• _Brief 1_: Could you copy everything from "All in all, the" down to "always optimal today." in the passage on entity recognition, word for word?
• _Brief 2_:
Do these statements agree with the passage on entity recognition? For each, answer yes or no and quote the deciding words of the passage exactly.
(a) The software behind the service was initially developed by Inria as part of an EU FP7 project.
(b) The application is distributed under a proprietary license.
(c) Sentence segmentation is among the functionalities the entity-fishing interface implements.

All in all, the standardization of the platforms according to these standards should significantly improve the findability of Open Access monographs, which is not always optimal today.

4.2.2. Entity Recognition Tool for Discoverability and Enrichment of Texts

Entity extraction and resolution is the task of determining the identity of entities mentioned in a text against a knowledge base representing the reality of the domain under consideration. This could be the recognition of generic Named Entities suitable in general purpose subjects, like people, location, organizations, and so on, but it could also involve the resolution of specialist entities in different domains.

To increase discoverability and usability of OA Monographs, HIRMEOS experimented with the integration of a Named Entity Recognition and Disambiguation (NERD) for visualizing key words and disambiguating concepts in the full text. The software powering this service, called entity-fishing, was initially developed by Inria in the context of the EU FP7 project CENDARI4 and provides automatic entity recognition and disambiguation using Wikipedia and Wikidata data sets. The application is distributed with an open-source license, and it has been deployed as a web service in DARIAH’s infrastructure hosted by the French HumaNum.5 The entity-fishing interface implements a variety of functionalities, like language recognition, sentence segmentation, and modules for accessing and looking up concepts in the knowledge base. One of the most widely implemented use cases was the improvement of the platform’s search interface using entities extracted from the library content. This was done by extracting specific Named Entities then enabling users filtering their search with these complementary parameters.

• _Given records_:
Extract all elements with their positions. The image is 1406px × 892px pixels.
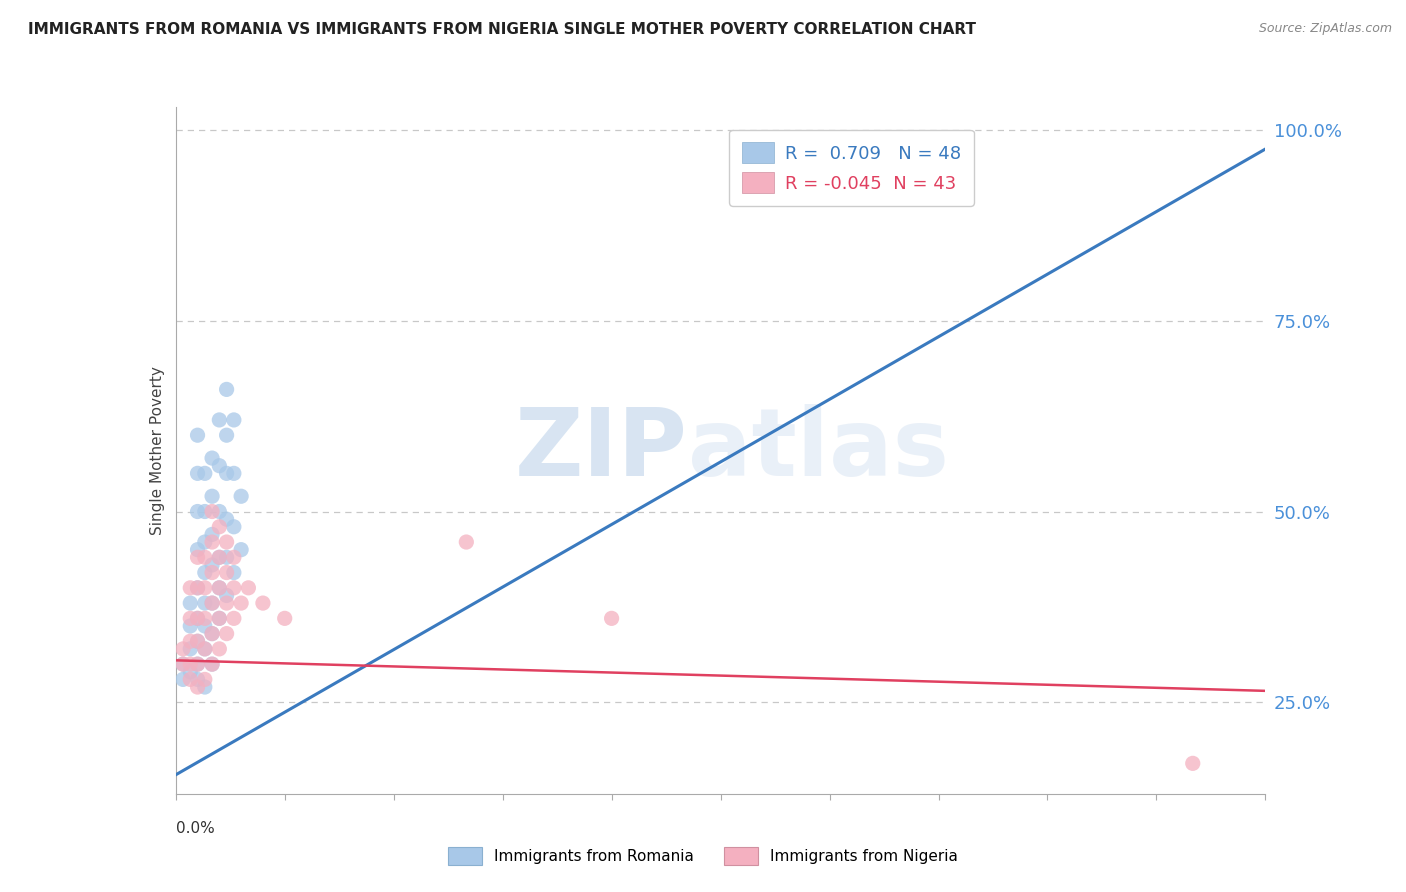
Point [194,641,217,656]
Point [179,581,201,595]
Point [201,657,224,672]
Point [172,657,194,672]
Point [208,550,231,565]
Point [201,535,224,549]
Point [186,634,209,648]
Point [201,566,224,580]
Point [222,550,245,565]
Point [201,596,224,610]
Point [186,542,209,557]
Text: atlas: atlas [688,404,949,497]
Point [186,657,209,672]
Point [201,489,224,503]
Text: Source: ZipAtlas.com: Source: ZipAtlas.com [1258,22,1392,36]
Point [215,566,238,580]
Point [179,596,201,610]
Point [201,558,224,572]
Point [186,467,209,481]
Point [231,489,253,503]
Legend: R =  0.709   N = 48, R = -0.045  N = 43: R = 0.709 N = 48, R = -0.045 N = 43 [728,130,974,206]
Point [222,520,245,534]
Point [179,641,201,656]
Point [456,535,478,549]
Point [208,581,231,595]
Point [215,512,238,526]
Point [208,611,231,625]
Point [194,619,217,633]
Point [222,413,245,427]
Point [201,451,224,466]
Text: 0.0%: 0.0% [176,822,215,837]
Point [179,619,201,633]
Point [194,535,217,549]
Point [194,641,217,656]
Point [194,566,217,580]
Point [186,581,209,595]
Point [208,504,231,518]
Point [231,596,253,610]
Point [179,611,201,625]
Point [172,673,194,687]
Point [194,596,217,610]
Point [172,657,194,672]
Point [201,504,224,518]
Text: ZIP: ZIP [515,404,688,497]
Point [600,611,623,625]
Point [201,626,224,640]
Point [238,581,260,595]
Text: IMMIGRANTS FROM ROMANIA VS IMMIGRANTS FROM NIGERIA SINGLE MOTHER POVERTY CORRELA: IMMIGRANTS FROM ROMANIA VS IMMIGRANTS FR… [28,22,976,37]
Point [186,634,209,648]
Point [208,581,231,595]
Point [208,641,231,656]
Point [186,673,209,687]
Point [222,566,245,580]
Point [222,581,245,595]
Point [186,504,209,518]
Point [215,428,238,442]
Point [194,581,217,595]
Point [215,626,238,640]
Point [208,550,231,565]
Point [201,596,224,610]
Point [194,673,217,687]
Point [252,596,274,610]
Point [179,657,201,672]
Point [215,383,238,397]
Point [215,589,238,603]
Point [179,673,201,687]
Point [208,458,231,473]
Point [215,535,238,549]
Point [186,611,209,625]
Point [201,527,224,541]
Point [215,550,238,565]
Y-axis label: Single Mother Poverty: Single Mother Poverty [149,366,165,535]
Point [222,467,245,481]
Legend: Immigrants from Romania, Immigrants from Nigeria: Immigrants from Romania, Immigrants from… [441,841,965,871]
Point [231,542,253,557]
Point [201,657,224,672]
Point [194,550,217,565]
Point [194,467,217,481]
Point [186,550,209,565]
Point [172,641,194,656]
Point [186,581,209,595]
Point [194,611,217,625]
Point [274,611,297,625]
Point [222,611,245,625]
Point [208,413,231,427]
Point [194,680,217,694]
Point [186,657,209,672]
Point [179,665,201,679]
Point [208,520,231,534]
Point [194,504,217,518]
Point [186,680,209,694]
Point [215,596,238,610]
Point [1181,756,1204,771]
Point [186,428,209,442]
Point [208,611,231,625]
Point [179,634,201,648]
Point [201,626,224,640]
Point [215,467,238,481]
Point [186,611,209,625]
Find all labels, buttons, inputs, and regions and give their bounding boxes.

• _Exercise result 1_:
All in all, the standardization of the platforms according to these standards should significantly improve the findability of Open Access monographs, which is not always optimal today.

• _Exercise result 2_:
(a) Yes: "was initially developed by Inria in the context of the EU FP7 project"
(b) No: "The application is distributed with an open-source license"
(c) Yes: "like language recognition, sentence segmentation, and modules for accessing and looking up concepts in the knowledge base"